[prev in list] [next in list] [prev in thread] [next in thread] 

List:       openbsd-bugs
Subject:    Re: OpenBSD amd64 6.9 repeatable kernel panic starting X
From:       M Smith <msbsd () ipsec ! co ! nz>
Date:       2021-09-15 21:50:57
Message-ID: a782c0b3-f4d1-f953-5127-4eeda546e36f () ipsec ! co ! nz
[Download RAW message or body]


On 16/09/21 2:29 am, Martin Pieuchot wrote:
> On 13/09/21(Mon) 08:25, M Smith wrote:
> > On 8/09/21 3:37 am, Martin Pieuchot wrote:
> > > Hello,
> > > 
> > > Thanks for your bug report.

************

EXERCISE DESCRIPTION = Transcribe the part of the mailing list message that begins with the words containing "On 16/09/21 2:29" and ends with "your bug report.". The items below the mailing list message come from a separate source.

************

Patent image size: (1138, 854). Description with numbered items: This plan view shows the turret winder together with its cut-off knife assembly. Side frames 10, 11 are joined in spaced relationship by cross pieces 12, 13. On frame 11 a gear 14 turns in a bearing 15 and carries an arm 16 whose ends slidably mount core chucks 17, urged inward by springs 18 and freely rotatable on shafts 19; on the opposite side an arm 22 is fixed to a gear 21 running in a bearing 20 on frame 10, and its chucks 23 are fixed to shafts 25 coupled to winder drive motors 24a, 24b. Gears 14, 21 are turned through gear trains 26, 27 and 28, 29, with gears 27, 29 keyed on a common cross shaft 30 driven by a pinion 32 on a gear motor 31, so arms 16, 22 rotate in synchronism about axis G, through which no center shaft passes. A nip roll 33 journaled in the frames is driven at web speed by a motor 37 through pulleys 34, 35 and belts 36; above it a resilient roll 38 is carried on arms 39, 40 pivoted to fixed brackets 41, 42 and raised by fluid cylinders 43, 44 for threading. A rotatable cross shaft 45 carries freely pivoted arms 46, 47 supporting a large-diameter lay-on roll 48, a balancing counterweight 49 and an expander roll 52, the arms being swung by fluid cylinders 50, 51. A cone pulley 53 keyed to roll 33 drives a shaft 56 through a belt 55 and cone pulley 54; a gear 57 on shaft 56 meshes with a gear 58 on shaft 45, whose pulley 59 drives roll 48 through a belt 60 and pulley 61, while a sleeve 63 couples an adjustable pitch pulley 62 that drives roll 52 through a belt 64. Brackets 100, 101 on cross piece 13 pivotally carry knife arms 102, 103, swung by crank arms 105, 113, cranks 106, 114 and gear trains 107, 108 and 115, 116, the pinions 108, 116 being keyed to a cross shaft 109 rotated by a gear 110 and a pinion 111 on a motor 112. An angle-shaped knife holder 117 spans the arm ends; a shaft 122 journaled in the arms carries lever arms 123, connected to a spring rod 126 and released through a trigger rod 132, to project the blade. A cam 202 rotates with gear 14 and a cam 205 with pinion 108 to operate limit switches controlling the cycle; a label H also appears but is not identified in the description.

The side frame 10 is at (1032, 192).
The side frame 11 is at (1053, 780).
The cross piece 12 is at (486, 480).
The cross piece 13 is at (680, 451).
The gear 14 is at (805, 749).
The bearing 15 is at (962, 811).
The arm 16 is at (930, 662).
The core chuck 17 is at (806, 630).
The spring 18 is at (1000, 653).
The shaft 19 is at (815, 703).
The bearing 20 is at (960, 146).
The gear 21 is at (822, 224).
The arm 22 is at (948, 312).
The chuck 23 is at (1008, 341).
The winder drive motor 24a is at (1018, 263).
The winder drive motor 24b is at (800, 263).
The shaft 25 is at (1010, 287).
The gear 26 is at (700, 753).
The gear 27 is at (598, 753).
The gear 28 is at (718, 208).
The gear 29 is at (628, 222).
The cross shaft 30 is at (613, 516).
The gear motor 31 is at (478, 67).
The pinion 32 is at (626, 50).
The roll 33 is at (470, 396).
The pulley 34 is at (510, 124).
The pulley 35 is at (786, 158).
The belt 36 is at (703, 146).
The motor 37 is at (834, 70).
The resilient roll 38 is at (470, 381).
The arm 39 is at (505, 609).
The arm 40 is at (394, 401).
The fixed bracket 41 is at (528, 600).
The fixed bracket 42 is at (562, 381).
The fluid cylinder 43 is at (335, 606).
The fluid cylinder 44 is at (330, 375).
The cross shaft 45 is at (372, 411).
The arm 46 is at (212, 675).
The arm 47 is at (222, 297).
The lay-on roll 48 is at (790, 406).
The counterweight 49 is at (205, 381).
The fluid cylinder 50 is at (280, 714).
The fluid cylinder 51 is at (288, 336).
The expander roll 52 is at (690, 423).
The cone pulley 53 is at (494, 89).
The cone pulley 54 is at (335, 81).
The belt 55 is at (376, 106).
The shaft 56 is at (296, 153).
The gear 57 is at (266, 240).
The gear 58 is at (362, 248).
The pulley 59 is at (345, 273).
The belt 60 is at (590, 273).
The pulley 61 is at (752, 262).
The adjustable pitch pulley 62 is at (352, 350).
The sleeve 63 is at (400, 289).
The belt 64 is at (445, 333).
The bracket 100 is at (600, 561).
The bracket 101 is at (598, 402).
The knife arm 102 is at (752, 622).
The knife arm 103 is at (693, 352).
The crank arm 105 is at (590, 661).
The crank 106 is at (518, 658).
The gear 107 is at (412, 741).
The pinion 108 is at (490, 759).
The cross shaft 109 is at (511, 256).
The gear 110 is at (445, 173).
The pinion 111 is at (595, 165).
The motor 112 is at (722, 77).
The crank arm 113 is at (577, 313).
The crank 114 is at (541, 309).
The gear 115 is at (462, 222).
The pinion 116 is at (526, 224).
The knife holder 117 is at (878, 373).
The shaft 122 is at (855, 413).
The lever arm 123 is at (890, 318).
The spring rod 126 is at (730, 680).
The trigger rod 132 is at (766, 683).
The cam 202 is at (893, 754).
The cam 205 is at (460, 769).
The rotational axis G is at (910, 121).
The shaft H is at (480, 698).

************

SOLUTION FOR THIS PROBLEM =
On 16/09/21 2:29 am, Martin Pieuchot wrote:
> On 13/09/21(Mon) 08:25, M Smith wrote:
> > On 8/09/21 3:37 am, Martin Pieuchot wrote:
> > > Hello,
> > > 
> > > Thanks for your bug report.